REQUIREMENT: Within this material, how many lines have the string "name" in them? The answer is a number, with nothing added.

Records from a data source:
####

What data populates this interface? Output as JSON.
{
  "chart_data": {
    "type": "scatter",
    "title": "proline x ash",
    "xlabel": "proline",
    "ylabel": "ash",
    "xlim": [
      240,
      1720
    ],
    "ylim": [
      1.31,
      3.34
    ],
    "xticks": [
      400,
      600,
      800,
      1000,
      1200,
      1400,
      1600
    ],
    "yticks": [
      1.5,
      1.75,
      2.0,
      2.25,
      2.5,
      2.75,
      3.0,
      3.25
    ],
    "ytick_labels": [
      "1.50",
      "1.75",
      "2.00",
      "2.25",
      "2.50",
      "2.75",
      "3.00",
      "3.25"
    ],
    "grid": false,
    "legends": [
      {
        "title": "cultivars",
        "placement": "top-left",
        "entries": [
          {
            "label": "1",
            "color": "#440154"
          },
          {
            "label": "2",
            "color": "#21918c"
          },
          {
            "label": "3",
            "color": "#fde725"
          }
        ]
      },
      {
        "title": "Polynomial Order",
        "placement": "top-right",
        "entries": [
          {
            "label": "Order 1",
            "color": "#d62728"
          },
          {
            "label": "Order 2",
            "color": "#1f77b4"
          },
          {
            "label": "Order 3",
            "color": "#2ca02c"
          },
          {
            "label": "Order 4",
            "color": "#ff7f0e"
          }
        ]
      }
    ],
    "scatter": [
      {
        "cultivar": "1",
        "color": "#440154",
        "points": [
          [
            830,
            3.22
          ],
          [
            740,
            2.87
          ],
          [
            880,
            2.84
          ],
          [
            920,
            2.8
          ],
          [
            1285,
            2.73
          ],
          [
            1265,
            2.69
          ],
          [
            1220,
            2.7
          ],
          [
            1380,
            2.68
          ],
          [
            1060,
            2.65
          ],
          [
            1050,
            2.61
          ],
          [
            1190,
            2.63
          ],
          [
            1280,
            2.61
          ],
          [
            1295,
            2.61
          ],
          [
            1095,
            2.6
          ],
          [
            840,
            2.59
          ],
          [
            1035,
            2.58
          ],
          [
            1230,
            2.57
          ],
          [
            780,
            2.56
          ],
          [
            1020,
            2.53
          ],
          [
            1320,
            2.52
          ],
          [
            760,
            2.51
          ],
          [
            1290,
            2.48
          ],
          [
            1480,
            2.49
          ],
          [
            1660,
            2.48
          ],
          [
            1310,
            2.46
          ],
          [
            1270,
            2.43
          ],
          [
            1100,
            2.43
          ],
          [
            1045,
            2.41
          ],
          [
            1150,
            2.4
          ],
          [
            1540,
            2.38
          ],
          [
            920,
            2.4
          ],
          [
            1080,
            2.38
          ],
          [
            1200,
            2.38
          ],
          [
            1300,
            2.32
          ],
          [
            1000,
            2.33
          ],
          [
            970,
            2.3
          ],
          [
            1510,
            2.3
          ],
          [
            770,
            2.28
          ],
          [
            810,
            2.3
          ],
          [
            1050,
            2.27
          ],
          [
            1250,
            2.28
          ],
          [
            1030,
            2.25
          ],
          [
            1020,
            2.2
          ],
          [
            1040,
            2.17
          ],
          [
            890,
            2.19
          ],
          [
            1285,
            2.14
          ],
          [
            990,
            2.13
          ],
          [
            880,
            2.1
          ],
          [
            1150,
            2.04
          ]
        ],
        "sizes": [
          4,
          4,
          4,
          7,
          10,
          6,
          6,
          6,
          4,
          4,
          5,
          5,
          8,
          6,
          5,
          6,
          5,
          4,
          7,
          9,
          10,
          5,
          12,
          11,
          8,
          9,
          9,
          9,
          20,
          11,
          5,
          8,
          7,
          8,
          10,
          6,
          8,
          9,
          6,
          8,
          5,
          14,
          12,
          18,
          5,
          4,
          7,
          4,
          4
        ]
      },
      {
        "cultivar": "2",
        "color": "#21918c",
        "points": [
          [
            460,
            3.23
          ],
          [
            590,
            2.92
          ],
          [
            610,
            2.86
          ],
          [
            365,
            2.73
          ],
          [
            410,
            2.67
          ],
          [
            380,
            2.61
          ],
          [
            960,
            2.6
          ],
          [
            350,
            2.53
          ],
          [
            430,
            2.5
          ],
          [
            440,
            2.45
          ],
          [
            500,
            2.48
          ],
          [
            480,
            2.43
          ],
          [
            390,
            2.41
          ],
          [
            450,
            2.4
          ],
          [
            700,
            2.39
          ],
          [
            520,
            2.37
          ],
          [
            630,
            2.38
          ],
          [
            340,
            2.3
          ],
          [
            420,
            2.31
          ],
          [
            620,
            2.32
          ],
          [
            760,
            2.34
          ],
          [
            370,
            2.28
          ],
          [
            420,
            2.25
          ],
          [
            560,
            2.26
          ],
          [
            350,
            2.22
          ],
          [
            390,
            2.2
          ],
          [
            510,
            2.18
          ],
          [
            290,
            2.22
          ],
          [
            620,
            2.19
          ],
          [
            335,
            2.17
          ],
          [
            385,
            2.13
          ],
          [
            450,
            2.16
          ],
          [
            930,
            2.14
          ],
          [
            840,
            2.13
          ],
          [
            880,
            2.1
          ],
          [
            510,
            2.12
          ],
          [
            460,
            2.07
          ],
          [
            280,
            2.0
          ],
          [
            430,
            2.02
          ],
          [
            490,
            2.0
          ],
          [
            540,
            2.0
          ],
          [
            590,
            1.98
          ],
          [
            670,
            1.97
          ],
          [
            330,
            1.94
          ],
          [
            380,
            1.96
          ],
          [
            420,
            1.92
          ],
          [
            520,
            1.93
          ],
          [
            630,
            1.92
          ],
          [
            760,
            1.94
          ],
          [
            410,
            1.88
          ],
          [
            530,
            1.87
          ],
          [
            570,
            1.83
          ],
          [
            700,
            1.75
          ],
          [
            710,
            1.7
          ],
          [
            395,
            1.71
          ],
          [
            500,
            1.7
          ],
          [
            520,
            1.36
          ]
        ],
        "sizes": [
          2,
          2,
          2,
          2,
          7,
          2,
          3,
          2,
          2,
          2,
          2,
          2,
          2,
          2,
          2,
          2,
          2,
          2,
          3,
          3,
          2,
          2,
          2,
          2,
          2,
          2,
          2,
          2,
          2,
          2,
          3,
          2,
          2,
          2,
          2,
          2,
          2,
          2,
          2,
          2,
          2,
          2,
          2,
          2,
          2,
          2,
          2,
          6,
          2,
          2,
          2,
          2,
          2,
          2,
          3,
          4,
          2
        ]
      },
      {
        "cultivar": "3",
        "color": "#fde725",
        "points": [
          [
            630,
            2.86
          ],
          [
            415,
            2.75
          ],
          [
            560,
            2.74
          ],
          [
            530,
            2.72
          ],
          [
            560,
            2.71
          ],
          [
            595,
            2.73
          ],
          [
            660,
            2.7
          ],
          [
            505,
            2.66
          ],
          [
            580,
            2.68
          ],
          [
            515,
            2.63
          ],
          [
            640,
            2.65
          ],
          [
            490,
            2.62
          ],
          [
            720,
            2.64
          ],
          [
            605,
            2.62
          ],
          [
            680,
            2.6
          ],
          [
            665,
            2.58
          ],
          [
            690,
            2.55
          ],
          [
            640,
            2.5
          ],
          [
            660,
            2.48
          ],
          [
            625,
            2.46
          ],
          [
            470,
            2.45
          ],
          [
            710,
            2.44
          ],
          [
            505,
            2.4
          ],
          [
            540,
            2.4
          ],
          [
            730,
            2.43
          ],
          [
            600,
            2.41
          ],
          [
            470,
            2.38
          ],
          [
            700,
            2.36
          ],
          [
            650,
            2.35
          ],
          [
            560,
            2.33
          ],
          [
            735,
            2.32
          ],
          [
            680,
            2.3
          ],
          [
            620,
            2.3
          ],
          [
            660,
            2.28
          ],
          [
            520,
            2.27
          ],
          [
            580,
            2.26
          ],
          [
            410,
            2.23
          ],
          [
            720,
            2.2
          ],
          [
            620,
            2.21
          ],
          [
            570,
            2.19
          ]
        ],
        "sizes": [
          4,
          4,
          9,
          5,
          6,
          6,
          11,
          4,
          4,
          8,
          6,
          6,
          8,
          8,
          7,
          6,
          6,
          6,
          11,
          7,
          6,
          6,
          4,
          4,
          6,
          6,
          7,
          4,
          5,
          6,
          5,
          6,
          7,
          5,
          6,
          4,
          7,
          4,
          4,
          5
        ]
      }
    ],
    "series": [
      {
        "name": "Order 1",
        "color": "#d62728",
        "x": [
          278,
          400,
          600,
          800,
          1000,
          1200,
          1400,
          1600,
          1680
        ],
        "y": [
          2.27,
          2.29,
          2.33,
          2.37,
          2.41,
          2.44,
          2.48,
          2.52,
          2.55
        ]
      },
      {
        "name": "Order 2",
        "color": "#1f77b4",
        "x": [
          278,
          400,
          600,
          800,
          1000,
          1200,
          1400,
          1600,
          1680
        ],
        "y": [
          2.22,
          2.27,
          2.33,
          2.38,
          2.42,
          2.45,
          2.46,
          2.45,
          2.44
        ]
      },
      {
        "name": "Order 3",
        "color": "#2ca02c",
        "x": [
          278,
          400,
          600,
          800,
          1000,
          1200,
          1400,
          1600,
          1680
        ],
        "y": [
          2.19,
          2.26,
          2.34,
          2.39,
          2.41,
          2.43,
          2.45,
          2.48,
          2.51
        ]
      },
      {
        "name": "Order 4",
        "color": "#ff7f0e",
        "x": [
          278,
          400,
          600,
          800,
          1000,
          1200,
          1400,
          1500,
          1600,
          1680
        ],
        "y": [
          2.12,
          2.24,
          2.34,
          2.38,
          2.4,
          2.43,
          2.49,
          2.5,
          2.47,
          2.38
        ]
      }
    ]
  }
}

####

OUTPUT: 4